# Playing Roulette With Your Tourist Visa



## Waller52 (Jun 17, 2015)

I was reading three posts about updating an expiring tourist 180 day viza on another forum, the gist of it was that exiting MX (Merida) to Belize and turn-arounding quickly, expecting a new 180 day visa, is not so cut and dried, PM me for links.

Sounds like business as usual at the INM office on that border. When living Mx on a tourist permit you have to play their game. That INM official can give you 10 days on a FMM or 23 days, refuse to issue a new card too. It is up to them, they have the authority. The INM officer has access to the scan of your passport.

Beware. :fingerscrossed:


----------



## mes1952 (Dec 11, 2012)

I read on other forums that some had problems when they left Mexico and entered Belize to then return to Mexico for a new FMM so you might search the expat forums. < snip>


----------



## TundraGreen (Jul 15, 2010)

__DATA LINES__
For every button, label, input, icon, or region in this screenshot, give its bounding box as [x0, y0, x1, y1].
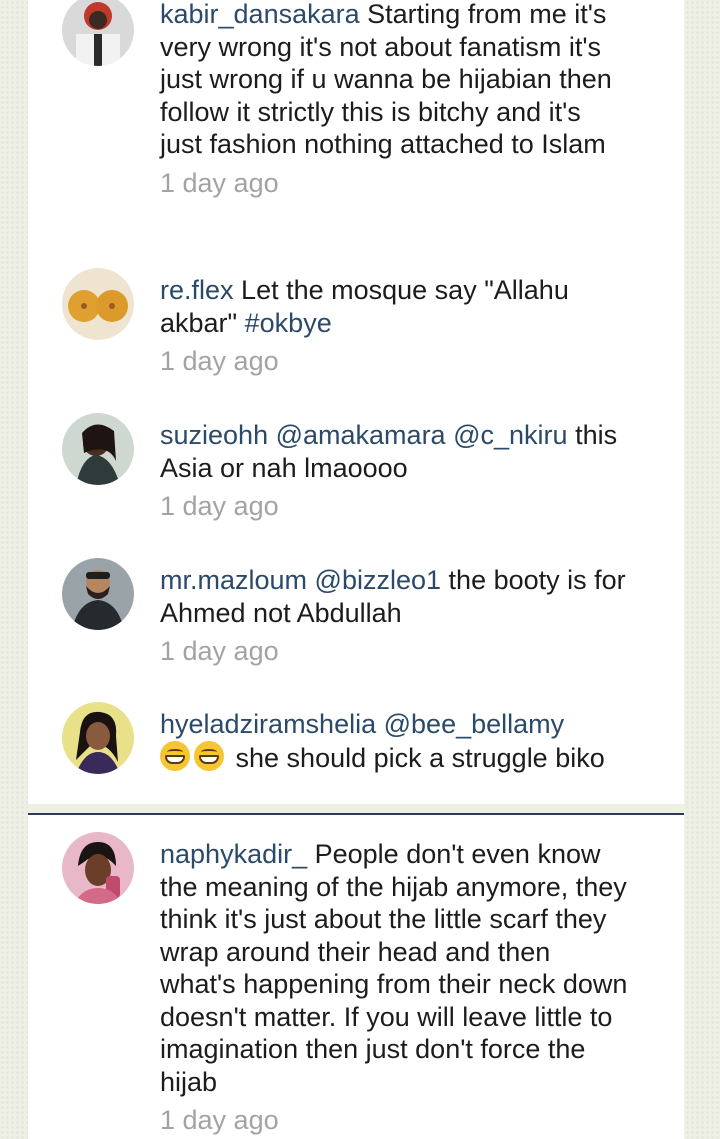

__ACTIONS TO TAKE__
(a) Answer these questions about the tourist visa thread, one line each:
(i) From which Mexican city were travelers exiting to Belize in the posts Waller52 was reading?
(ii) According to Waller52, how many days might an INM official give on an FMM?
(iii) According to mes1952, what did the people who had problems do after leaving Mexico and entering Belize?
(b) Quote the stretch of the tourist visa thread from "## Waller52 (Jun" through "me for links.".
(c) Write what comes next in the tourist visa thread, starting from where it stops.

__RESULTS OF THE EXERCISE__
(a)
(i) Merida.
(ii) 10 days or 23 days.
(iii) They returned to Mexico for a new FMM.

(b)
## Waller52 (Jun 17, 2015)

I was reading three posts about updating an expiring tourist 180 day viza on another forum, the gist of it was that exiting MX (Merida) to Belize and turn-arounding quickly, expecting a new 180 day visa, is not so cut and dried, PM me for links.

(c)
Just a comment on INM (Mexico Immigration) record keeping: 

I am in the process of applying for citizenship and one of the things they ask for is a record of entries and departures from Mexico. This record is available from INM. I have not gotten their record for me yet so I don't know how complete it will be, but it is clear that they do maintain a record on the arrival and departure of people. Whether this only applies to visa holders or includes people on a tourist permit, I don't know. My initial entry was on a tourist permit 8 years ago, which was immediately turned into an FM-3 and I have had a visa of one type or another ever since.


----------



## WilliamAshley (Jul 4, 2015)

TundraGreen said:


> Just a comment on INM (Mexico Immigration) record keeping:
> 
> I am in the process of applying for citizenship and one of the things they ask for is a record of entries and departures from Mexico. This record is available from INM. I have not gotten their record for me yet so I don't know how complete it will be, but it is clear that they do maintain a record on the arrival and departure of people. Whether this only applies to visa holders or includes people on a tourist permit, I don't know. My initial entry was on a tourist permit 8 years ago, which was immediately turned into an FM-3 and I have had a visa of one type or another ever since.


I don't know how it is logged but this is what I think. Each visa has a unique code on it. On arrival they scan the barcode/written visa code into the system. They collect the visa on departure - this is why you can't loose your visa as it is required to be replaced at cost before you leave. I've had a visa stolen from me before so I am familiar with the need to provide a visa on exit.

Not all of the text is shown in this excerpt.